▶ **Supplied material**:
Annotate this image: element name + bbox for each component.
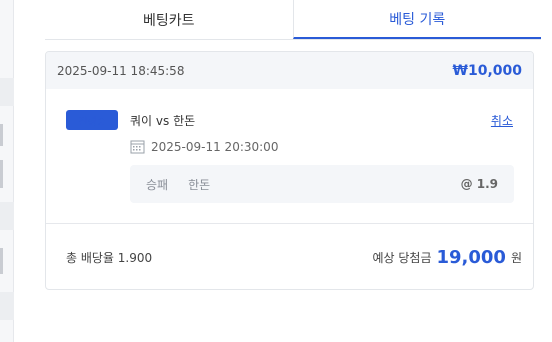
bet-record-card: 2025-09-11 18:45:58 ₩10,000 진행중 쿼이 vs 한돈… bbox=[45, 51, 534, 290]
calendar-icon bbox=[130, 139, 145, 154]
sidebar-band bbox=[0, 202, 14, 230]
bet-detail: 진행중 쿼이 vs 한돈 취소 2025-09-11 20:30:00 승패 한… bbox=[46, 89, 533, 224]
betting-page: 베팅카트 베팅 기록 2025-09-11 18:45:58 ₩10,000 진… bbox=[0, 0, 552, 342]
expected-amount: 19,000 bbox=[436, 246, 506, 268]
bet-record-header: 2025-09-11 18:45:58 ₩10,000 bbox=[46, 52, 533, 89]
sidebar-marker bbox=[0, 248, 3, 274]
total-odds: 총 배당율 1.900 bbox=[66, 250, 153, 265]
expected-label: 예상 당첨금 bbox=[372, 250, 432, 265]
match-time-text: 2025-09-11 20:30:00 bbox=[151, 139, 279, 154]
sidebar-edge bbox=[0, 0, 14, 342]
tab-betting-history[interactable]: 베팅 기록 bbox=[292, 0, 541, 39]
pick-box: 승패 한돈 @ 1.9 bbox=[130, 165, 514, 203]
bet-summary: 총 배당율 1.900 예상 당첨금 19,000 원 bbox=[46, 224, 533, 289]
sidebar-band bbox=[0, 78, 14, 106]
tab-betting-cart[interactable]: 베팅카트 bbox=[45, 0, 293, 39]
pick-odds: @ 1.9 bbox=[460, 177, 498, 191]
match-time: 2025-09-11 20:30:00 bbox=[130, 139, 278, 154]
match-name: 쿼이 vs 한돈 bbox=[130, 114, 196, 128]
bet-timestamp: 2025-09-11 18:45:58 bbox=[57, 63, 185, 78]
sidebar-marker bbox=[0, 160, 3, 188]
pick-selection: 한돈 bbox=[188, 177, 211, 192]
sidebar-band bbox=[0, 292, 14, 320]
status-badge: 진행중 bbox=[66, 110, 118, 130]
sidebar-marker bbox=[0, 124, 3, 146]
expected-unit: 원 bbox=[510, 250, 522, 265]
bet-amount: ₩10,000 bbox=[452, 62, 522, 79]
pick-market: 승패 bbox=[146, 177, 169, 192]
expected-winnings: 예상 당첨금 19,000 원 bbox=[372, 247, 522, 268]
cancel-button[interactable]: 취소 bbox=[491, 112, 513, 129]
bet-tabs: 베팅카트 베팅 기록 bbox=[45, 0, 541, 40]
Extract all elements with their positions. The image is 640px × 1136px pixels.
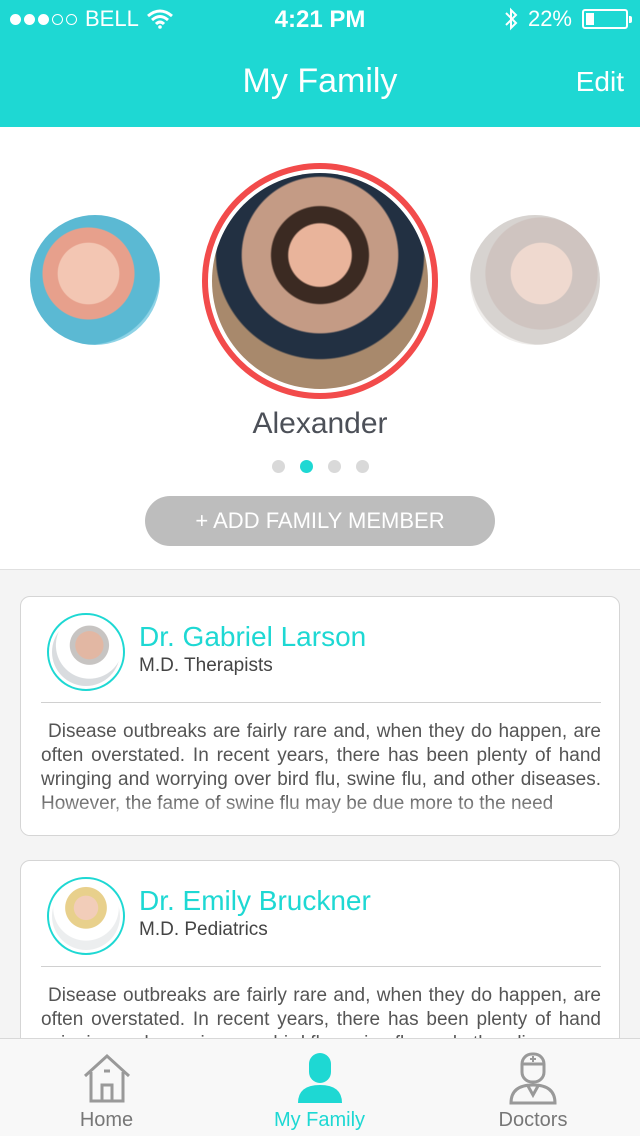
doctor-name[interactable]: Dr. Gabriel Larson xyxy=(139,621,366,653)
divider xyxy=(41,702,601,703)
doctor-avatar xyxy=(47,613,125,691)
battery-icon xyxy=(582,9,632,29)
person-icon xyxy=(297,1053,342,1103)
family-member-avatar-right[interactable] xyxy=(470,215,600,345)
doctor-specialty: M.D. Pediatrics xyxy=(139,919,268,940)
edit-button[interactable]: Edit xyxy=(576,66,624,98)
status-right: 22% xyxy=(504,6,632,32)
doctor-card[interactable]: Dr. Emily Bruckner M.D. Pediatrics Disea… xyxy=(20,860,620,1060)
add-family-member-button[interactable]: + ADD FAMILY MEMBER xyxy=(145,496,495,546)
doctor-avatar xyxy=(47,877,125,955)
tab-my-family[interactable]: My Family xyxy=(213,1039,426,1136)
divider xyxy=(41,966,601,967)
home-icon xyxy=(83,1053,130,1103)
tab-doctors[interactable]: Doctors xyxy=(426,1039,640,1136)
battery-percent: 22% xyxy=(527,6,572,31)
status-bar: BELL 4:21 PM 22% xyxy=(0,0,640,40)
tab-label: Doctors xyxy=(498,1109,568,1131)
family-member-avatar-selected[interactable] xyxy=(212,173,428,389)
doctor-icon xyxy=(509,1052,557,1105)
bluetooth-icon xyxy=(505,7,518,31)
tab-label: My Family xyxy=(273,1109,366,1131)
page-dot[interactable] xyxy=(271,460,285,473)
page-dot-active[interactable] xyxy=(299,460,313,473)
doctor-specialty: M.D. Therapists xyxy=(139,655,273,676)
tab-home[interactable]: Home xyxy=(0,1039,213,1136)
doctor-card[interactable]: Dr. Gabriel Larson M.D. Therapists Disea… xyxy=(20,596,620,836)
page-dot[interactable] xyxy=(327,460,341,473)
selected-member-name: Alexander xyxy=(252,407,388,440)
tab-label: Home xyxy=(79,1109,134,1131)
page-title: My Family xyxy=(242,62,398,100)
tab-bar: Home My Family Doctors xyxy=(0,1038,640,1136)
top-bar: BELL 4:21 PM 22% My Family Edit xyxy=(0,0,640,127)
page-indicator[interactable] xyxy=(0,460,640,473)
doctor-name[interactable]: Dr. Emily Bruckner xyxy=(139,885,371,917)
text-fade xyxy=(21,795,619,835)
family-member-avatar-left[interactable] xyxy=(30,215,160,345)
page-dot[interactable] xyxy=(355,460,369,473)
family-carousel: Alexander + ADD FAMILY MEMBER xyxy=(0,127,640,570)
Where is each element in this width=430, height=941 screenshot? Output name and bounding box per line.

▶ **Task brief**: Turn the lines above into a numbered list, skipping any blank lines and leaving out the pictures.

▶ **Response to this exercise**:
1. Annotate this image: element name + bbox for each component.
2. bet-record-card: 2025-09-11 18:45:58 ₩10,000 진행중 쿼이 vs 한돈… bbox=[45, 51, 534, 290]
3. calendar-icon bbox=[130, 139, 145, 154]
4. sidebar-band bbox=[0, 202, 14, 230]
5. bet-detail: 진행중 쿼이 vs 한돈 취소 2025-09-11 20:30:00 승패 한… bbox=[46, 89, 533, 224]
6. betting-page: 베팅카트 베팅 기록 2025-09-11 18:45:58 ₩10,000 진… bbox=[0, 0, 552, 342]
7. expected-amount: 19,000 bbox=[436, 246, 506, 268]
8. bet-record-header: 2025-09-11 18:45:58 ₩10,000 bbox=[46, 52, 533, 89]
9. sidebar-marker bbox=[0, 248, 3, 274]
10. total-odds: 총 배당율 1.900 bbox=[66, 250, 153, 265]
11. expected-label: 예상 당첨금 bbox=[372, 250, 432, 265]
12. match-time-text: 2025-09-11 20:30:00 bbox=[151, 139, 279, 154]
13. sidebar-edge bbox=[0, 0, 14, 342]
14. tab-betting-history[interactable]: 베팅 기록 bbox=[292, 0, 541, 39]
15. pick-box: 승패 한돈 @ 1.9 bbox=[130, 165, 514, 203]
16. bet-summary: 총 배당율 1.900 예상 당첨금 19,000 원 bbox=[46, 224, 533, 289]
17. sidebar-band bbox=[0, 78, 14, 106]
18. tab-betting-cart[interactable]: 베팅카트 bbox=[45, 0, 293, 39]
19. pick-odds: @ 1.9 bbox=[460, 177, 498, 191]
20. match-time: 2025-09-11 20:30:00 bbox=[130, 139, 278, 154]
21. match-name: 쿼이 vs 한돈 bbox=[130, 114, 196, 128]
22. bet-timestamp: 2025-09-11 18:45:58 bbox=[57, 63, 185, 78]
23. sidebar-marker bbox=[0, 160, 3, 188]
24. pick-selection: 한돈 bbox=[188, 177, 211, 192]
25. sidebar-band bbox=[0, 292, 14, 320]
26. status-badge: 진행중 bbox=[66, 110, 118, 130]
27. sidebar-marker bbox=[0, 124, 3, 146]
28. expected-unit: 원 bbox=[510, 250, 522, 265]
29. bet-amount: ₩10,000 bbox=[452, 62, 522, 79]
30. pick-market: 승패 bbox=[146, 177, 169, 192]
31. expected-winnings: 예상 당첨금 19,000 원 bbox=[372, 247, 522, 268]
32. cancel-button[interactable]: 취소 bbox=[491, 112, 513, 129]
33. bet-tabs: 베팅카트 베팅 기록 bbox=[45, 0, 541, 40]
34. Extract all elements with their positions. The image is 640px × 1136px pixels.
35. doctor-name[interactable]: Dr. Gabriel Larson xyxy=(139,621,366,653)
36. divider xyxy=(41,702,601,703)
37. doctor-avatar xyxy=(47,613,125,691)
38. battery-icon xyxy=(582,9,632,29)
39. person-icon xyxy=(297,1053,342,1103)
40. family-member-avatar-right[interactable] xyxy=(470,215,600,345)
41. doctor-specialty: M.D. Pediatrics xyxy=(139,919,268,940)
42. edit-button[interactable]: Edit xyxy=(576,66,624,98)
43. status-right: 22% xyxy=(504,6,632,32)
44. doctor-card[interactable]: Dr. Emily Bruckner M.D. Pediatrics Disea… xyxy=(20,860,620,1060)
45. add-family-member-button[interactable]: + ADD FAMILY MEMBER xyxy=(145,496,495,546)
46. doctor-avatar xyxy=(47,877,125,955)
47. tab-my-family[interactable]: My Family xyxy=(213,1039,426,1136)
48. divider xyxy=(41,966,601,967)
49. home-icon xyxy=(83,1053,130,1103)
50. tab-doctors[interactable]: Doctors xyxy=(426,1039,640,1136)
51. battery-percent: 22% xyxy=(527,6,572,31)
52. status-bar: BELL 4:21 PM 22% xyxy=(0,0,640,40)
53. tab-label: Doctors xyxy=(498,1109,568,1131)
54. family-member-avatar-selected[interactable] xyxy=(212,173,428,389)
55. doctor-icon xyxy=(509,1052,557,1105)
56. bluetooth-icon xyxy=(505,7,518,31)
57. tab-label: My Family xyxy=(273,1109,366,1131)
58. page-dot[interactable] xyxy=(271,460,285,473)
59. page-dot-active[interactable] xyxy=(299,460,313,473)
60. doctor-specialty: M.D. Therapists xyxy=(139,655,273,676)
61. tab-home[interactable]: Home xyxy=(0,1039,213,1136)
62. doctor-card[interactable]: Dr. Gabriel Larson M.D. Therapists Disea… xyxy=(20,596,620,836)
63. page-dot[interactable] xyxy=(327,460,341,473)
64. selected-member-name: Alexander xyxy=(252,407,388,440)
65. tab-label: Home xyxy=(79,1109,134,1131)
66. page-title: My Family xyxy=(242,62,398,100)
67. tab-bar: Home My Family Doctors xyxy=(0,1038,640,1136)
68. top-bar: BELL 4:21 PM 22% My Family Edit xyxy=(0,0,640,127)
69. page-indicator[interactable] xyxy=(0,460,640,473)
70. doctor-name[interactable]: Dr. Emily Bruckner xyxy=(139,885,371,917)
71. text-fade xyxy=(21,795,619,835)
72. family-member-avatar-left[interactable] xyxy=(30,215,160,345)
73. page-dot[interactable] xyxy=(355,460,369,473)
74. family-carousel: Alexander + ADD FAMILY MEMBER xyxy=(0,127,640,570)
75. Where is each element in this width=430, height=941 screenshot? Output name and bounding box per line.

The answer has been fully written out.